━━━ RECORDS FOR THIS TASK ━━━

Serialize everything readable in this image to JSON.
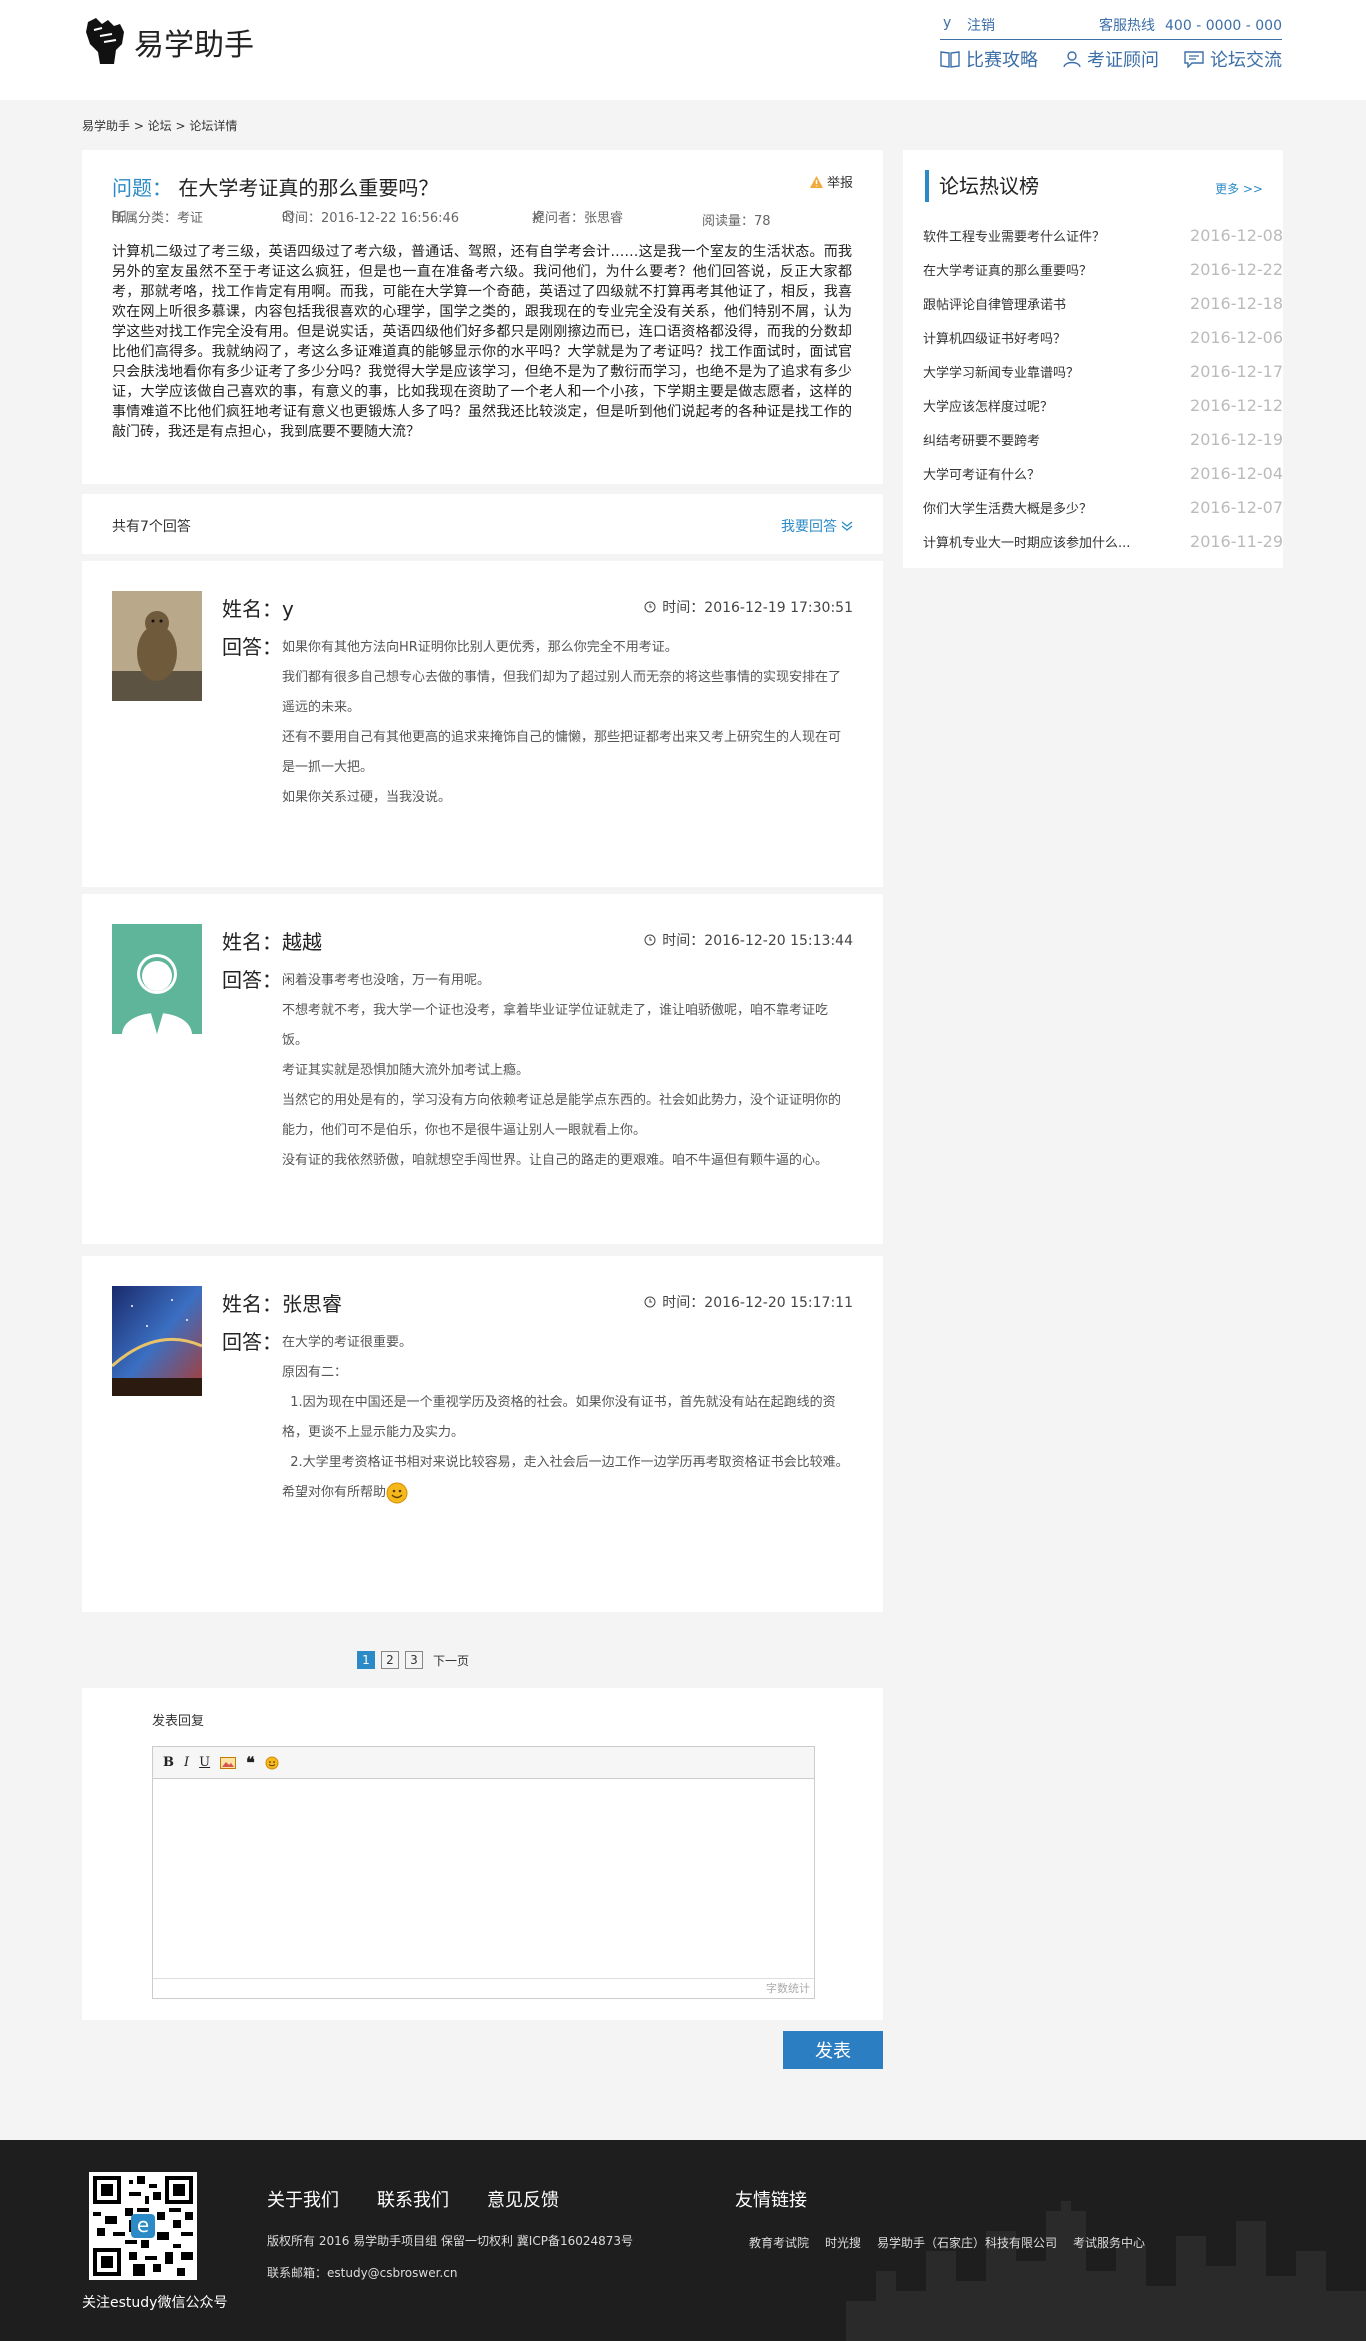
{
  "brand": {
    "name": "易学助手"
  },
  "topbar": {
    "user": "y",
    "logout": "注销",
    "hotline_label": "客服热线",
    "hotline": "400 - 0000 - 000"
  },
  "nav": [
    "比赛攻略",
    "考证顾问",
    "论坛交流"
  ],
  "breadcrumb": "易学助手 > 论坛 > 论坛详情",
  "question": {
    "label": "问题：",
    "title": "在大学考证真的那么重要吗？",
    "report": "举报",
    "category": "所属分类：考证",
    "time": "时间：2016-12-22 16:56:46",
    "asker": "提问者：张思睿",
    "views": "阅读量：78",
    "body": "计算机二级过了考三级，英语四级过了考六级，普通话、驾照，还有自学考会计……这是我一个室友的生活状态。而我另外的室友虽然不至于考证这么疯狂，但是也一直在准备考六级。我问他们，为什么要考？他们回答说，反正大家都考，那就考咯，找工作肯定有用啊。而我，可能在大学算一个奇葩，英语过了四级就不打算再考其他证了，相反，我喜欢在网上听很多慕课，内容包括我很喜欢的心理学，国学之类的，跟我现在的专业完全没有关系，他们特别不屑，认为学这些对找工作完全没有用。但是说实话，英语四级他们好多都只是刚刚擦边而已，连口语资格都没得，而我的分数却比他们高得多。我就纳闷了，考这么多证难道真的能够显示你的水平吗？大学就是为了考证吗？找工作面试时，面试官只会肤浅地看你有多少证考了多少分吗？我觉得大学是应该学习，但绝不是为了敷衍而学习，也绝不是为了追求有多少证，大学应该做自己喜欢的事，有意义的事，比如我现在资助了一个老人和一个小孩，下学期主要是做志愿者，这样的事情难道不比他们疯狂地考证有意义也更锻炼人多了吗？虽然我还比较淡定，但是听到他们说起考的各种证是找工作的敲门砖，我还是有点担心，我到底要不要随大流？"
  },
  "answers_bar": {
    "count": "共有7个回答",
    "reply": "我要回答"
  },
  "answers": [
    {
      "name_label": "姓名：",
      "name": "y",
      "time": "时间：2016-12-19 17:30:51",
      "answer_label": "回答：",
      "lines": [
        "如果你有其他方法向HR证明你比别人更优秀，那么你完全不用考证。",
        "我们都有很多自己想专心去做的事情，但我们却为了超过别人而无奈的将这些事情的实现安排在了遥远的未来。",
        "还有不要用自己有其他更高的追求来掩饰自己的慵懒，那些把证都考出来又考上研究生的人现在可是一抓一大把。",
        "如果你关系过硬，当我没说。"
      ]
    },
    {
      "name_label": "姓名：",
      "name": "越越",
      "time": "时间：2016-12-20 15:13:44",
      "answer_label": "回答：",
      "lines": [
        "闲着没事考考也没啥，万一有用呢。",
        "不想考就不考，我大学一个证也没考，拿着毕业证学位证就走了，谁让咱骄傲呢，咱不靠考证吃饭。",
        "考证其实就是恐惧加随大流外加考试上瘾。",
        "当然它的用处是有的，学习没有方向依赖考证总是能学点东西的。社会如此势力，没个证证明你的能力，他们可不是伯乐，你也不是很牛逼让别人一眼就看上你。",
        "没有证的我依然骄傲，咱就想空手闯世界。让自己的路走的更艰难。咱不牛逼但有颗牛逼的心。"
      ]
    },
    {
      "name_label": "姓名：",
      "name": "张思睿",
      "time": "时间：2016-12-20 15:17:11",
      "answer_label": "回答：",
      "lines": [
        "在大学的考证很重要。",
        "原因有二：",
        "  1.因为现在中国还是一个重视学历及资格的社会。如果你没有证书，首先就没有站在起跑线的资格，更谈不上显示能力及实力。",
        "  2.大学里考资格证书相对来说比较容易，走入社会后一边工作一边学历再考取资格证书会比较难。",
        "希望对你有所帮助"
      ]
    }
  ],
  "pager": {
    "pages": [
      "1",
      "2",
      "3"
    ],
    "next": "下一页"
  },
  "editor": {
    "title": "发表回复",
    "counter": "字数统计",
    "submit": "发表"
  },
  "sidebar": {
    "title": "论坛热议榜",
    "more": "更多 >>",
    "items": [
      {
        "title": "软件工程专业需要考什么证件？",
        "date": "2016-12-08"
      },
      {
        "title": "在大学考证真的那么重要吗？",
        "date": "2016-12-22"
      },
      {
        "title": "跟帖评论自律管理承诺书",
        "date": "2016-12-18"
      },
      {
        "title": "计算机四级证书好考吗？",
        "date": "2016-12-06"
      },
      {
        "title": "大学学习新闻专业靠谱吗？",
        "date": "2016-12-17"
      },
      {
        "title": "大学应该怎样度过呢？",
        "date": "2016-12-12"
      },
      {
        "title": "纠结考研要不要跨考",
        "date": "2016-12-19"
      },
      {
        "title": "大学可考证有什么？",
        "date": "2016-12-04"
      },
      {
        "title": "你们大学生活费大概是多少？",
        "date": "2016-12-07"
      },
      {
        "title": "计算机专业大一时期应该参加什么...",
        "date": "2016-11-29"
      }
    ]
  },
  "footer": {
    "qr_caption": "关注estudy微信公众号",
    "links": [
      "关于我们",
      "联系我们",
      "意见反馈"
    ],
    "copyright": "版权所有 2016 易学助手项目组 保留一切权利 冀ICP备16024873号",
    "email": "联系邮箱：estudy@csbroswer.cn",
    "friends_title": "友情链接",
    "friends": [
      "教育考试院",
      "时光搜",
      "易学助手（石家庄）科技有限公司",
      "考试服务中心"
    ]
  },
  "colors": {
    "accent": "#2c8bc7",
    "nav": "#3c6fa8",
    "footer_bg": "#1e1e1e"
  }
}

━━━

** YOUR TASK **
Transcribe all the data word for word; the images stay out.

** RESULT FOR THIS TASK **
Serialize everything readable in this image to JSON.
{
  "brand": {
    "name": "易学助手"
  },
  "topbar": {
    "user": "y",
    "logout": "注销",
    "hotline_label": "客服热线",
    "hotline": "400 - 0000 - 000"
  },
  "nav": [
    "比赛攻略",
    "考证顾问",
    "论坛交流"
  ],
  "breadcrumb": "易学助手 > 论坛 > 论坛详情",
  "question": {
    "label": "问题：",
    "title": "在大学考证真的那么重要吗？",
    "report": "举报",
    "category": "所属分类：考证",
    "time": "时间：2016-12-22 16:56:46",
    "asker": "提问者：张思睿",
    "views": "阅读量：78",
    "body": "计算机二级过了考三级，英语四级过了考六级，普通话、驾照，还有自学考会计……这是我一个室友的生活状态。而我另外的室友虽然不至于考证这么疯狂，但是也一直在准备考六级。我问他们，为什么要考？他们回答说，反正大家都考，那就考咯，找工作肯定有用啊。而我，可能在大学算一个奇葩，英语过了四级就不打算再考其他证了，相反，我喜欢在网上听很多慕课，内容包括我很喜欢的心理学，国学之类的，跟我现在的专业完全没有关系，他们特别不屑，认为学这些对找工作完全没有用。但是说实话，英语四级他们好多都只是刚刚擦边而已，连口语资格都没得，而我的分数却比他们高得多。我就纳闷了，考这么多证难道真的能够显示你的水平吗？大学就是为了考证吗？找工作面试时，面试官只会肤浅地看你有多少证考了多少分吗？我觉得大学是应该学习，但绝不是为了敷衍而学习，也绝不是为了追求有多少证，大学应该做自己喜欢的事，有意义的事，比如我现在资助了一个老人和一个小孩，下学期主要是做志愿者，这样的事情难道不比他们疯狂地考证有意义也更锻炼人多了吗？虽然我还比较淡定，但是听到他们说起考的各种证是找工作的敲门砖，我还是有点担心，我到底要不要随大流？"
  },
  "answers_bar": {
    "count": "共有7个回答",
    "reply": "我要回答"
  },
  "answers": [
    {
      "name_label": "姓名：",
      "name": "y",
      "time": "时间：2016-12-19 17:30:51",
      "answer_label": "回答：",
      "lines": [
        "如果你有其他方法向HR证明你比别人更优秀，那么你完全不用考证。",
        "我们都有很多自己想专心去做的事情，但我们却为了超过别人而无奈的将这些事情的实现安排在了遥远的未来。",
        "还有不要用自己有其他更高的追求来掩饰自己的慵懒，那些把证都考出来又考上研究生的人现在可是一抓一大把。",
        "如果你关系过硬，当我没说。"
      ]
    },
    {
      "name_label": "姓名：",
      "name": "越越",
      "time": "时间：2016-12-20 15:13:44",
      "answer_label": "回答：",
      "lines": [
        "闲着没事考考也没啥，万一有用呢。",
        "不想考就不考，我大学一个证也没考，拿着毕业证学位证就走了，谁让咱骄傲呢，咱不靠考证吃饭。",
        "考证其实就是恐惧加随大流外加考试上瘾。",
        "当然它的用处是有的，学习没有方向依赖考证总是能学点东西的。社会如此势力，没个证证明你的能力，他们可不是伯乐，你也不是很牛逼让别人一眼就看上你。",
        "没有证的我依然骄傲，咱就想空手闯世界。让自己的路走的更艰难。咱不牛逼但有颗牛逼的心。"
      ]
    },
    {
      "name_label": "姓名：",
      "name": "张思睿",
      "time": "时间：2016-12-20 15:17:11",
      "answer_label": "回答：",
      "lines": [
        "在大学的考证很重要。",
        "原因有二：",
        "  1.因为现在中国还是一个重视学历及资格的社会。如果你没有证书，首先就没有站在起跑线的资格，更谈不上显示能力及实力。",
        "  2.大学里考资格证书相对来说比较容易，走入社会后一边工作一边学历再考取资格证书会比较难。",
        "希望对你有所帮助"
      ]
    }
  ],
  "pager": {
    "pages": [
      "1",
      "2",
      "3"
    ],
    "next": "下一页"
  },
  "editor": {
    "title": "发表回复",
    "counter": "字数统计",
    "submit": "发表"
  },
  "sidebar": {
    "title": "论坛热议榜",
    "more": "更多 >>",
    "items": [
      {
        "title": "软件工程专业需要考什么证件？",
        "date": "2016-12-08"
      },
      {
        "title": "在大学考证真的那么重要吗？",
        "date": "2016-12-22"
      },
      {
        "title": "跟帖评论自律管理承诺书",
        "date": "2016-12-18"
      },
      {
        "title": "计算机四级证书好考吗？",
        "date": "2016-12-06"
      },
      {
        "title": "大学学习新闻专业靠谱吗？",
        "date": "2016-12-17"
      },
      {
        "title": "大学应该怎样度过呢？",
        "date": "2016-12-12"
      },
      {
        "title": "纠结考研要不要跨考",
        "date": "2016-12-19"
      },
      {
        "title": "大学可考证有什么？",
        "date": "2016-12-04"
      },
      {
        "title": "你们大学生活费大概是多少？",
        "date": "2016-12-07"
      },
      {
        "title": "计算机专业大一时期应该参加什么...",
        "date": "2016-11-29"
      }
    ]
  },
  "footer": {
    "qr_caption": "关注estudy微信公众号",
    "links": [
      "关于我们",
      "联系我们",
      "意见反馈"
    ],
    "copyright": "版权所有 2016 易学助手项目组 保留一切权利 冀ICP备16024873号",
    "email": "联系邮箱：estudy@csbroswer.cn",
    "friends_title": "友情链接",
    "friends": [
      "教育考试院",
      "时光搜",
      "易学助手（石家庄）科技有限公司",
      "考试服务中心"
    ]
  },
  "colors": {
    "accent": "#2c8bc7",
    "nav": "#3c6fa8",
    "footer_bg": "#1e1e1e"
  }
}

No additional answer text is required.